- WRITTEN TASK -
Scan the data below. Pull out each line where "morning" occurs.

- MATERIALS PROVIDED -
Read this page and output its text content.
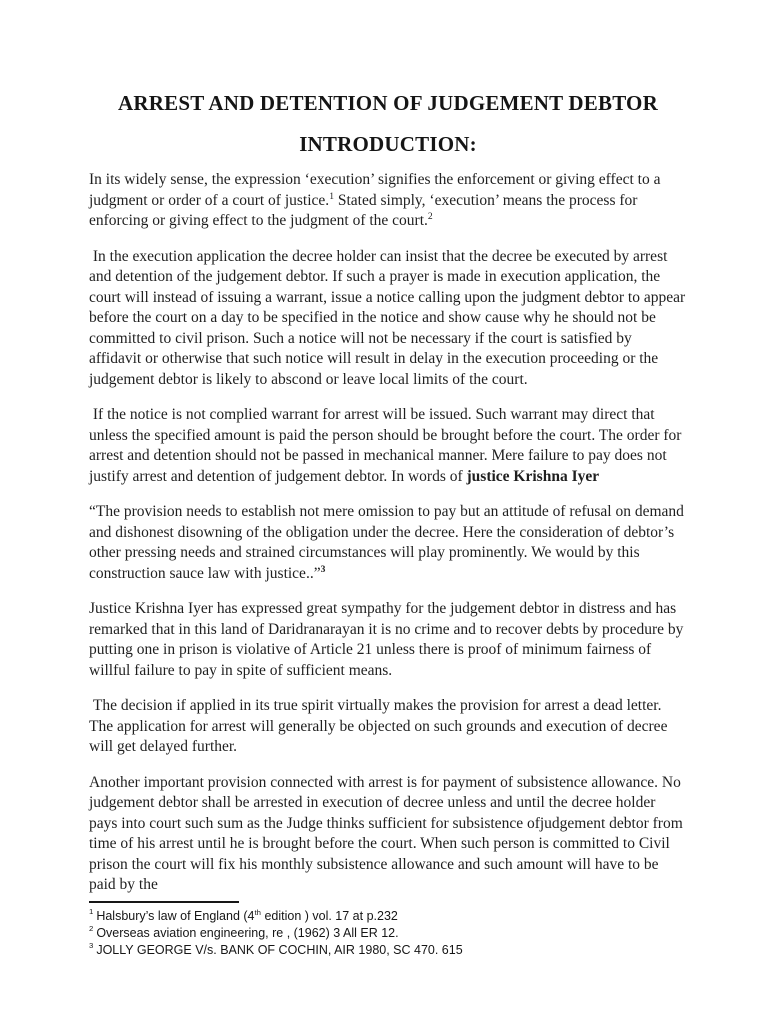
ARREST AND DETENTION OF JUDGEMENT DEBTOR
INTRODUCTION:

In its widely sense, the expression ‘execution’ signifies the enforcement or giving effect to a judgment or order of a court of justice.$^1$ Stated simply, ‘execution’ means the process for enforcing or giving effect to the judgment of the court.$^2$

In the execution application the decree holder can insist that the decree be executed by arrest and detention of the judgement debtor. If such a prayer is made in execution application, the court will instead of issuing a warrant, issue a notice calling upon the judgment debtor to appear before the court on a day to be specified in the notice and show cause why he should not be committed to civil prison. Such a notice will not be necessary if the court is satisfied by affidavit or otherwise that such notice will result in delay in the execution proceeding or the judgement debtor is likely to abscond or leave local limits of the court.

If the notice is not complied warrant for arrest will be issued. Such warrant may direct that unless the specified amount is paid the person should be brought before the court. The order for arrest and detention should not be passed in mechanical manner. Mere failure to pay does not justify arrest and detention of judgement debtor. In words of justice Krishna Iyer

“The provision needs to establish not mere omission to pay but an attitude of refusal on demand and dishonest disowning of the obligation under the decree. Here the consideration of debtor’s other pressing needs and strained circumstances will play prominently. We would by this construction sauce law with justice..”$^3$

Justice Krishna Iyer has expressed great sympathy for the judgement debtor in distress and has remarked that in this land of Daridranarayan it is no crime and to recover debts by procedure by putting one in prison is violative of Article 21 unless there is proof of minimum fairness of willful failure to pay in spite of sufficient means.

The decision if applied in its true spirit virtually makes the provision for arrest a dead letter. The application for arrest will generally be objected on such grounds and execution of decree will get delayed further.

Another important provision connected with arrest is for payment of subsistence allowance. No judgement debtor shall be arrested in execution of decree unless and until the decree holder pays into court such sum as the Judge thinks sufficient for subsistence ofjudgement debtor from time of his arrest until he is brought before the court. When such person is committed to Civil prison the court will fix his monthly subsistence allowance and such amount will have to be paid by the

$^1$ Halsbury’s law of England (4th edition ) vol. 17 at p.232

$^2$ Overseas aviation engineering, re , (1962) 3 All ER 12.

$^3$ JOLLY GEORGE V/s. BANK OF COCHIN, AIR 1980, SC 470. 615
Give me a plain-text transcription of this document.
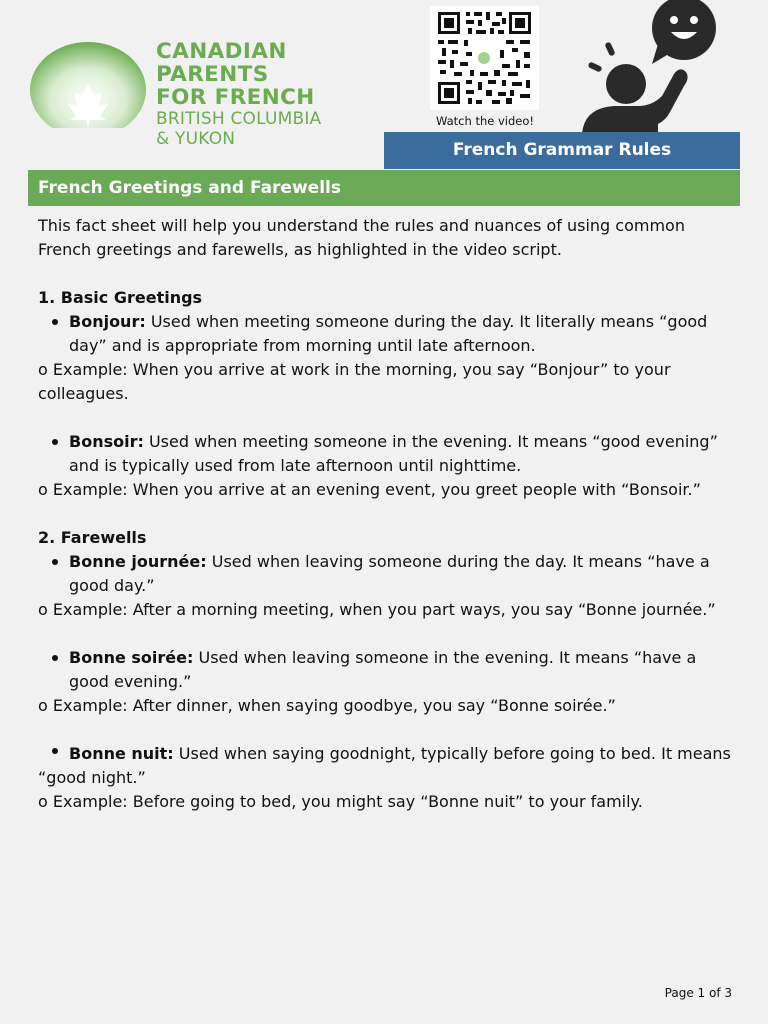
CANADIAN
PARENTS
FOR FRENCH
BRITISH COLUMBIA
& YUKON
Watch the video!
French Grammar Rules
French Greetings and Farewells

This fact sheet will help you understand the rules and nuances of using common French greetings and farewells, as highlighted in the video script.

1. Basic Greetings

Bonjour: Used when meeting someone during the day. It literally means “good day” and is appropriate from morning until late afternoon.

o Example: When you arrive at work in the morning, you say “Bonjour” to your colleagues.

Bonsoir: Used when meeting someone in the evening. It means “good evening” and is typically used from late afternoon until nighttime.

o Example: When you arrive at an evening event, you greet people with “Bonsoir.”

2. Farewells

Bonne journée: Used when leaving someone during the day. It means “have a good day.”

o Example: After a morning meeting, when you part ways, you say “Bonne journée.”

Bonne soirée: Used when leaving someone in the evening. It means “have a good evening.”

o Example: After dinner, when saying goodbye, you say “Bonne soirée.”

Bonne nuit: Used when saying goodnight, typically before going to bed. It means “good night.”

o Example: Before going to bed, you might say “Bonne nuit” to your family.

Page 1 of 3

- CORRECT ANSWER -
Bonjour: Used when meeting someone during the day. It literally means “good day” and is appropriate from morning until late afternoon.
o Example: When you arrive at work in the morning, you say “Bonjour” to your colleagues.
o Example: After a morning meeting, when you part ways, you say “Bonne journée.”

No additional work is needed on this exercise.